PROVIDED MATERIAL:
——————

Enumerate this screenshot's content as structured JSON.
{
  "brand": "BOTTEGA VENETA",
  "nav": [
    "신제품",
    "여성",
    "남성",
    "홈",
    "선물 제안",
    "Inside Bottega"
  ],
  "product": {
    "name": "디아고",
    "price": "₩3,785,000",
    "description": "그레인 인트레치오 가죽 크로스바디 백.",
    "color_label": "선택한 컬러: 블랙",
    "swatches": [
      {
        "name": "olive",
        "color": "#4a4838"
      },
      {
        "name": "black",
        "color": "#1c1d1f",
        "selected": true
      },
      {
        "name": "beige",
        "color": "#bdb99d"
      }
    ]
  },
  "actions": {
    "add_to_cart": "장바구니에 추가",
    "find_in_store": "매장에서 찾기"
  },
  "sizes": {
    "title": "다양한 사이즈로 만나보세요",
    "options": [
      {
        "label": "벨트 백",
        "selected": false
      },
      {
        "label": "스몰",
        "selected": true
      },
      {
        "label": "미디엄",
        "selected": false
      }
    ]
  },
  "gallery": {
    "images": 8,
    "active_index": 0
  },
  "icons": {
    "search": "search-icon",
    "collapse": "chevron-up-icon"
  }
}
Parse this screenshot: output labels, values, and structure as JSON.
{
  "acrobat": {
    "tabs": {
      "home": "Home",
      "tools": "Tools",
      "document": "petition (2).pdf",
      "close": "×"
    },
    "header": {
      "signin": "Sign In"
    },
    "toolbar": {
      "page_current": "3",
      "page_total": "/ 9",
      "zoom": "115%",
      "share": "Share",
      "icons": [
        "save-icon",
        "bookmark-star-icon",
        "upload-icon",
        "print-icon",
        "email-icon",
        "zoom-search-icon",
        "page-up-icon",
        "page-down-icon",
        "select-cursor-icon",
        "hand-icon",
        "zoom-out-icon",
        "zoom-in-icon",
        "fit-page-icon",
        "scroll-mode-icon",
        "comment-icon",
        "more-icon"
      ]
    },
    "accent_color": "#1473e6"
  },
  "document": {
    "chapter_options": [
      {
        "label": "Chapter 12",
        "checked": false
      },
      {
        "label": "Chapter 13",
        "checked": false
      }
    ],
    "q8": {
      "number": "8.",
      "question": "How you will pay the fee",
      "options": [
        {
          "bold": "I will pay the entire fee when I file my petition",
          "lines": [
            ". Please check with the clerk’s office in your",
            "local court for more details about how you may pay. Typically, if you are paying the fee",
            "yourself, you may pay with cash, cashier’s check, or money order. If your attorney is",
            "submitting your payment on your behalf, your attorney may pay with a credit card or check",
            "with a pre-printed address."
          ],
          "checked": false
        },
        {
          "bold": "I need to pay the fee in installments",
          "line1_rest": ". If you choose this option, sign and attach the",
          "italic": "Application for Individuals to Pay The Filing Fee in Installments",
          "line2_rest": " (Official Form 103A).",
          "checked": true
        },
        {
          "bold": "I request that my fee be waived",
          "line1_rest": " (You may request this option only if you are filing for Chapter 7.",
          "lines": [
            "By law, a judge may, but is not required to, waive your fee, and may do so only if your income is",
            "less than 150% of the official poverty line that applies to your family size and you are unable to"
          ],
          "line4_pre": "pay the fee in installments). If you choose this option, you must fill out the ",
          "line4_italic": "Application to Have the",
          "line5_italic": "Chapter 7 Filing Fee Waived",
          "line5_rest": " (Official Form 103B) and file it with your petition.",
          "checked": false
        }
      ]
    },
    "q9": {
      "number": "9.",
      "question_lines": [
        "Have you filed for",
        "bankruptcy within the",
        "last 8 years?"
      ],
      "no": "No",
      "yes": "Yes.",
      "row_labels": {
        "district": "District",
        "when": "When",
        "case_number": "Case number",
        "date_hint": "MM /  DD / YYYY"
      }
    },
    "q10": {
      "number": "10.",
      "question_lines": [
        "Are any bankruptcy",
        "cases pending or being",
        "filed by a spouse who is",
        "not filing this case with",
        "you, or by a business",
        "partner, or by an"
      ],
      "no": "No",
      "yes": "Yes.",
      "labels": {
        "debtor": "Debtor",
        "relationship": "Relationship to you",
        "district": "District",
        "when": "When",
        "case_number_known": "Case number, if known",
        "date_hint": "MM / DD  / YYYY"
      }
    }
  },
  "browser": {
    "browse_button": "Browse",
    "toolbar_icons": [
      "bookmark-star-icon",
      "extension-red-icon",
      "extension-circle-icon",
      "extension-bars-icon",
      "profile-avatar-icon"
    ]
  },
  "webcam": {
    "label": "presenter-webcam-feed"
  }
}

——————

JOB:
Scan the material above. Copy each line where "webcam" occurs.

REPLY:
  "webcam": {
    "label": "presenter-webcam-feed"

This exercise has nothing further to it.